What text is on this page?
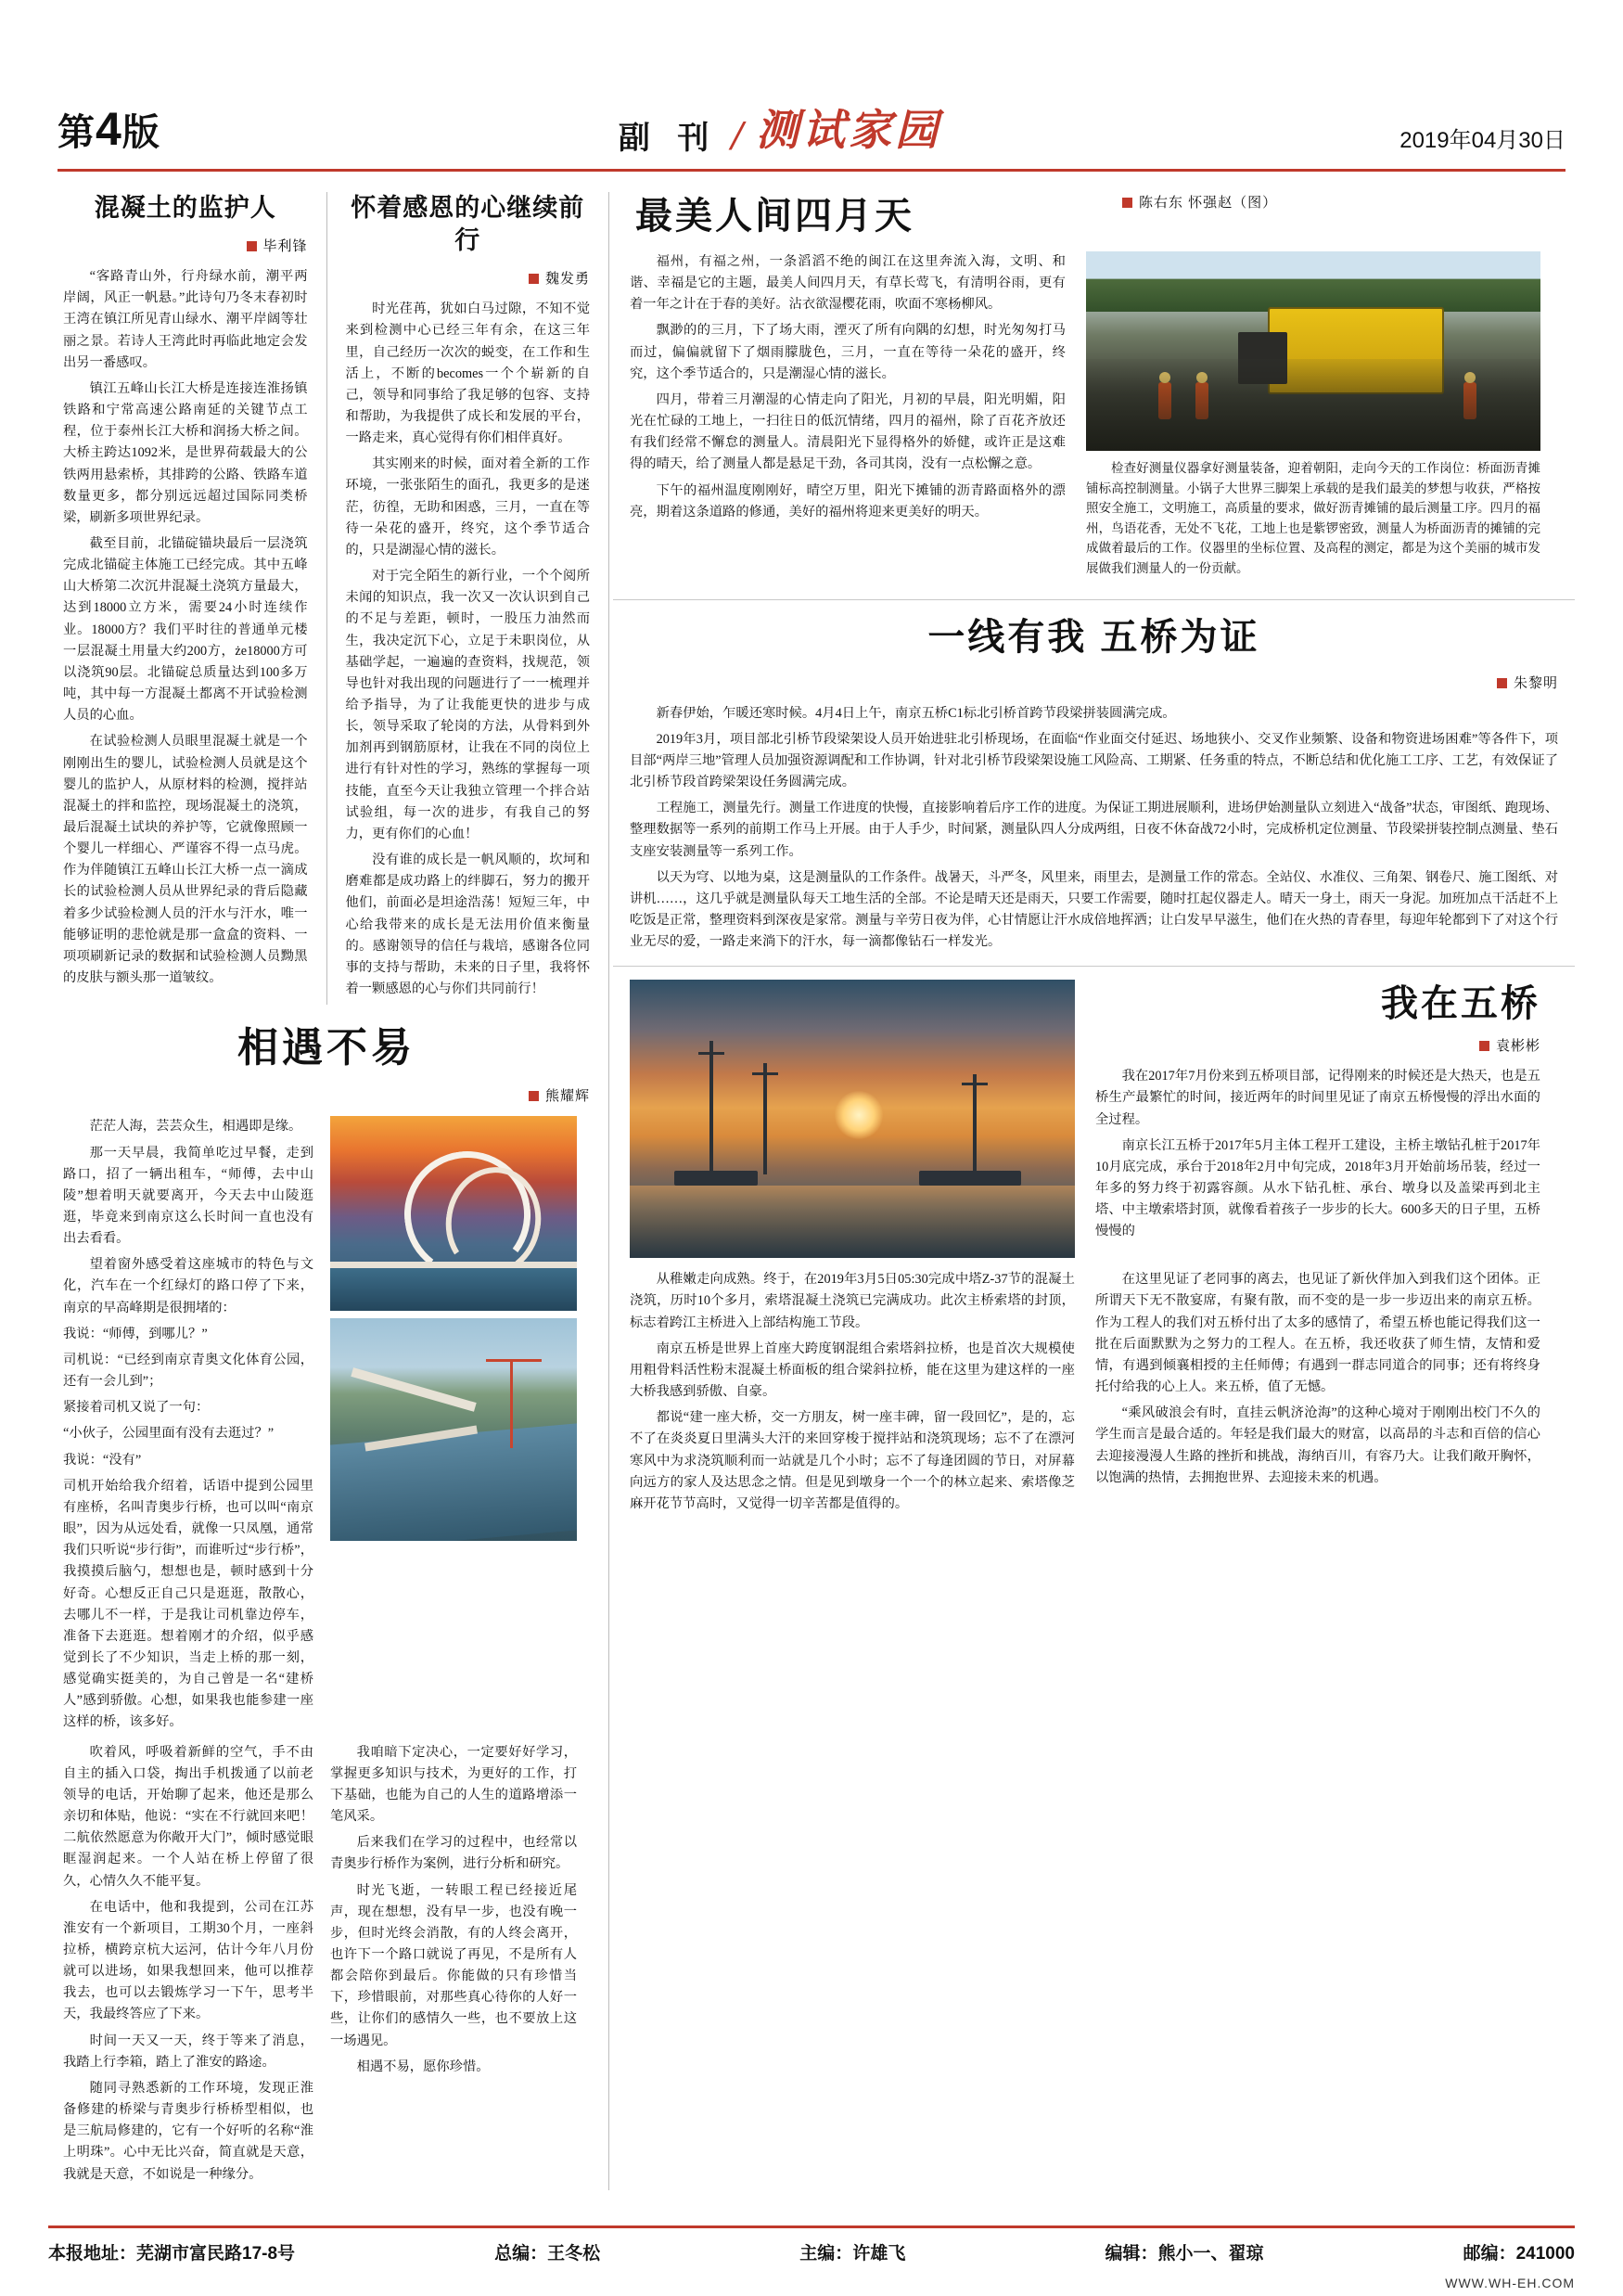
第4版	副 刊 / 测试家园	2019年04月30日
混凝土的监护人
毕利锋

“客路青山外，行舟绿水前，潮平两岸阔，风正一帆悬。”此诗句乃冬末春初时王湾在镇江所见青山绿水、潮平岸阔等壮丽之景。若诗人王湾此时再临此地定会发出另一番感叹。

镇江五峰山长江大桥是连接连淮扬镇铁路和宁常高速公路南延的关键节点工程，位于泰州长江大桥和润扬大桥之间。大桥主跨达1092米，是世界荷载最大的公铁两用悬索桥，其排跨的公路、铁路车道数量更多，都分别远远超过国际同类桥梁，刷新多项世界纪录。

截至目前，北锚碇锚块最后一层浇筑完成北锚碇主体施工已经完成。其中五峰山大桥第二次沉井混凝土浇筑方量最大，达到18000立方米，需要24小时连续作业。18000方？我们平时往的普通单元楼一层混凝土用量大约200方，że18000方可以浇筑90层。北锚碇总质量达到100多万吨，其中每一方混凝土都离不开试验检测人员的心血。

在试验检测人员眼里混凝土就是一个刚刚出生的婴儿，试验检测人员就是这个婴儿的监护人，从原材料的检测，搅拌站混凝土的拌和监控，现场混凝土的浇筑，最后混凝土试块的养护等，它就像照顾一个婴儿一样细心、严谨容不得一点马虎。作为伴随镇江五峰山长江大桥一点一滴成长的试验检测人员从世界纪录的背后隐藏着多少试验检测人员的汗水与汗水，唯一能够证明的悲怆就是那一盒盒的资料、一项项刷新记录的数据和试验检测人员黝黑的皮肤与额头那一道皱纹。

怀着感恩的心继续前行
魏发勇

时光荏苒，犹如白马过隙，不知不觉来到检测中心已经三年有余，在这三年里，自己经历一次次的蜕变，在工作和生活上，不断的becomes一个个崭新的自己，领导和同事给了我足够的包容、支持和帮助，为我提供了成长和发展的平台，一路走来，真心觉得有你们相伴真好。

其实刚来的时候，面对着全新的工作环境，一张张陌生的面孔，我更多的是迷茫，彷徨，无助和困惑，三月，一直在等待一朵花的盛开，终究，这个季节适合的，只是湖湿心情的滋长。

对于完全陌生的新行业，一个个阅所未闻的知识点，我一次又一次认识到自己的不足与差距，顿时，一股压力油然而生，我决定沉下心，立足于未职岗位，从基础学起，一遍遍的查资料，找规范，领导也针对我出现的问题进行了一一梳理并给予指导，为了让我能更快的进步与成长，领导采取了轮岗的方法，从骨料到外加剂再到钢筋原材，让我在不同的岗位上进行有针对性的学习，熟练的掌握每一项技能，直至今天让我独立管理一个拌合站试验组，每一次的进步，有我自己的努力，更有你们的心血！

没有谁的成长是一帆风顺的，坎坷和磨难都是成功路上的绊脚石，努力的搬开他们，前面必是坦途浩荡！短短三年，中心给我带来的成长是无法用价值来衡量的。感谢领导的信任与栽培，感谢各位同事的支持与帮助，未来的日子里，我将怀着一颗感恩的心与你们共同前行！

相遇不易
熊耀辉

茫茫人海，芸芸众生，相遇即是缘。

那一天早晨，我简单吃过早餐，走到路口，招了一辆出租车，“师傅，去中山陵”想着明天就要离开，今天去中山陵逛逛，毕竟来到南京这么长时间一直也没有出去看看。

望着窗外感受着这座城市的特色与文化，汽车在一个红绿灯的路口停了下来，南京的早高峰期是很拥堵的：

我说：“师傅，到哪儿？”

司机说：“已经到南京青奥文化体育公园，还有一会儿到”；

紧接着司机又说了一句：

“小伙子，公园里面有没有去逛过？”

我说：“没有”

司机开始给我介绍着，话语中提到公园里有座桥，名叫青奥步行桥，也可以叫“南京眼”，因为从远处看，就像一只凤凰，通常我们只听说“步行街”，而谁听过“步行桥”，我摸摸后脑勺，想想也是，顿时感到十分好奇。心想反正自己只是逛逛，散散心，去哪儿不一样，于是我让司机靠边停车，准备下去逛逛。想着刚才的介绍，似乎感觉到长了不少知识，当走上桥的那一刻，感觉确实挺美的，为自己曾是一名“建桥人”感到骄傲。心想，如果我也能参建一座这样的桥，该多好。

吹着风，呼吸着新鲜的空气，手不由自主的插入口袋，掏出手机拨通了以前老领导的电话，开始聊了起来，他还是那么亲切和体贴，他说：“实在不行就回来吧！二航依然愿意为你敞开大门”，倾时感觉眼眶湿润起来。一个人站在桥上停留了很久，心情久久不能平复。

在电话中，他和我提到，公司在江苏淮安有一个新项目，工期30个月，一座斜拉桥，横跨京杭大运河，估计今年八月份就可以进场，如果我想回来，他可以推荐我去，也可以去锻炼学习一下午，思考半天，我最终答应了下来。

时间一天又一天，终于等来了消息，我踏上行李箱，踏上了淮安的路途。

随同寻熟悉新的工作环境，发现正淮备修建的桥梁与青奥步行桥桥型相似，也是三航局修建的，它有一个好听的名称“淮上明珠”。心中无比兴奋，简直就是天意，我就是天意，不如说是一种缘分。

我咱暗下定决心，一定要好好学习，掌握更多知识与技术，为更好的工作，打下基础，也能为自己的人生的道路增添一笔风采。

后来我们在学习的过程中，也经常以青奥步行桥作为案例，进行分析和研究。

时光飞逝，一转眼工程已经接近尾声，现在想想，没有早一步，也没有晚一步，但时光终会消散，有的人终会离开，也许下一个路口就说了再见，不是所有人都会陪你到最后。你能做的只有珍惜当下，珍惜眼前，对那些真心待你的人好一些，让你们的感情久一些，也不要放上这一场遇见。

相遇不易，愿你珍惜。

最美人间四月天	陈右东 怀强赵（图）

福州，有福之州，一条滔滔不绝的闽江在这里奔流入海，文明、和谐、幸福是它的主题，最美人间四月天，有草长莺飞，有清明谷雨，更有着一年之计在于春的美好。沾衣欲湿樱花雨，吹面不寒杨柳风。

飘渺的的三月，下了场大雨，湮灭了所有向隅的幻想，时光匆匆打马而过，偏偏就留下了烟雨朦胧色，三月，一直在等待一朵花的盛开，终究，这个季节适合的，只是潮湿心情的滋长。

四月，带着三月潮湿的心情走向了阳光，月初的早晨，阳光明媚，阳光在忙碌的工地上，一扫往日的低沉情绪，四月的福州，除了百花齐放还有我们经常不懈怠的测量人。清晨阳光下显得格外的娇健，或许正是这难得的晴天，给了测量人都是悬足干劲，各司其岗，没有一点松懈之意。

下午的福州温度刚刚好，晴空万里，阳光下摊铺的沥青路面格外的漂亮，期着这条道路的修通，美好的福州将迎来更美好的明天。

检查好测量仪器拿好测量装备，迎着朝阳，走向今天的工作岗位：桥面沥青摊铺标高控制测量。小锅子大世界三脚架上承载的是我们最美的梦想与收获，严格按照安全施工，文明施工，高质量的要求，做好沥青摊铺的最后测量工序。四月的福州，鸟语花香，无处不飞花，工地上也是紫锣密致，测量人为桥面沥青的摊铺的完成做着最后的工作。仪器里的坐标位置、及高程的测定，都是为这个美丽的城市发展做我们测量人的一份贡献。

一线有我 五桥为证
朱黎明

新春伊始，乍暖还寒时候。4月4日上午，南京五桥C1标北引桥首跨节段梁拼装圆满完成。

2019年3月，项目部北引桥节段梁架设人员开始进驻北引桥现场，在面临“作业面交付延迟、场地狭小、交叉作业频繁、设备和物资进场困难”等各件下，项目部“两岸三地”管理人员加强资源调配和工作协调，针对北引桥节段梁架设施工风险高、工期紧、任务重的特点，不断总结和优化施工工序、工艺，有效保证了北引桥节段首跨梁架设任务圆满完成。

工程施工，测量先行。测量工作进度的快慢，直接影响着后序工作的进度。为保证工期进展顺利，进场伊始测量队立刻进入“战备”状态，审图纸、跑现场、整理数据等一系列的前期工作马上开展。由于人手少，时间紧，测量队四人分成两组，日夜不休奋战72小时，完成桥机定位测量、节段梁拼装控制点测量、垫石支座安装测量等一系列工作。

以天为穹、以地为桌，这是测量队的工作条件。战暑天，斗严冬，风里来，雨里去，是测量工作的常态。全站仪、水准仪、三角架、钢卷尺、施工图纸、对讲机……，这几乎就是测量队每天工地生活的全部。不论是晴天还是雨天，只要工作需要，随时扛起仪器走人。晴天一身土，雨天一身泥。加班加点干活赶不上吃饭是正常，整理资料到深夜是家常。测量与辛劳日夜为伴，心甘情愿让汗水成倍地挥洒；让白发早早滋生，他们在火热的青春里，每迎年轮都到下了对这个行业无尽的爱，一路走来淌下的汗水，每一滴都像钻石一样发光。

我在五桥
袁彬彬

我在2017年7月份来到五桥项目部，记得刚来的时候还是大热天，也是五桥生产最繁忙的时间，接近两年的时间里见证了南京五桥慢慢的浮出水面的全过程。

南京长江五桥于2017年5月主体工程开工建设，主桥主墩钻孔桩于2017年10月底完成，承台于2018年2月中旬完成，2018年3月开始前场吊装，经过一年多的努力终于初露容颜。从水下钻孔桩、承台、墩身以及盖梁再到北主塔、中主墩索塔封顶，就像看着孩子一步步的长大。600多天的日子里，五桥慢慢的

从稚嫩走向成熟。终于，在2019年3月5日05:30完成中塔Z-37节的混凝土浇筑，历时10个多月，索塔混凝土浇筑已完满成功。此次主桥索塔的封顶，标志着跨江主桥进入上部结构施工节段。

南京五桥是世界上首座大跨度钢混组合索塔斜拉桥，也是首次大规模使用粗骨料活性粉末混凝土桥面板的组合梁斜拉桥，能在这里为建这样的一座大桥我感到骄傲、自豪。

都说“建一座大桥，交一方朋友，树一座丰碑，留一段回忆”，是的，忘不了在炎炎夏日里满头大汗的来回穿梭于搅拌站和浇筑现场；忘不了在漂河寒风中为求浇筑顺利而一站就是几个小时；忘不了每逢团圆的节日，对屏幕向远方的家人及达思念之情。但是见到墩身一个一个的林立起来、索塔像芝麻开花节节高时，又觉得一切辛苦都是值得的。

在这里见证了老同事的离去，也见证了新伙伴加入到我们这个团体。正所谓天下无不散宴席，有聚有散，而不变的是一步一步迈出来的南京五桥。作为工程人的我们对五桥付出了太多的感情了，希望五桥也能记得我们这一批在后面默默为之努力的工程人。在五桥，我还收获了师生情，友情和爱情，有遇到倾襄相授的主任师傅；有遇到一群志同道合的同事；还有将终身托付给我的心上人。来五桥，值了无憾。

“乘风破浪会有时，直挂云帆济沧海”的这种心境对于刚刚出校门不久的学生而言是最合适的。年轻是我们最大的财富，以高昂的斗志和百倍的信心去迎接漫漫人生路的挫折和挑战，海纳百川，有容乃大。让我们敞开胸怀，以饱满的热情，去拥抱世界、去迎接未来的机遇。

本报地址：芜湖市富民路17-8号	总编：王冬松	主编：许雄飞	编辑：熊小一、翟琼	邮编：241000
WWW.WH-EH.COM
===
List each line of the records that holds the string "一直在等待一朵花的盛开".

:: COMPLETE ANSWER ::
其实刚来的时候，面对着全新的工作环境，一张张陌生的面孔，我更多的是迷茫，彷徨，无助和困惑，三月，一直在等待一朵花的盛开，终究，这个季节适合的，只是湖湿心情的滋长。
飘渺的的三月，下了场大雨，湮灭了所有向隅的幻想，时光匆匆打马而过，偏偏就留下了烟雨朦胧色，三月，一直在等待一朵花的盛开，终究，这个季节适合的，只是潮湿心情的滋长。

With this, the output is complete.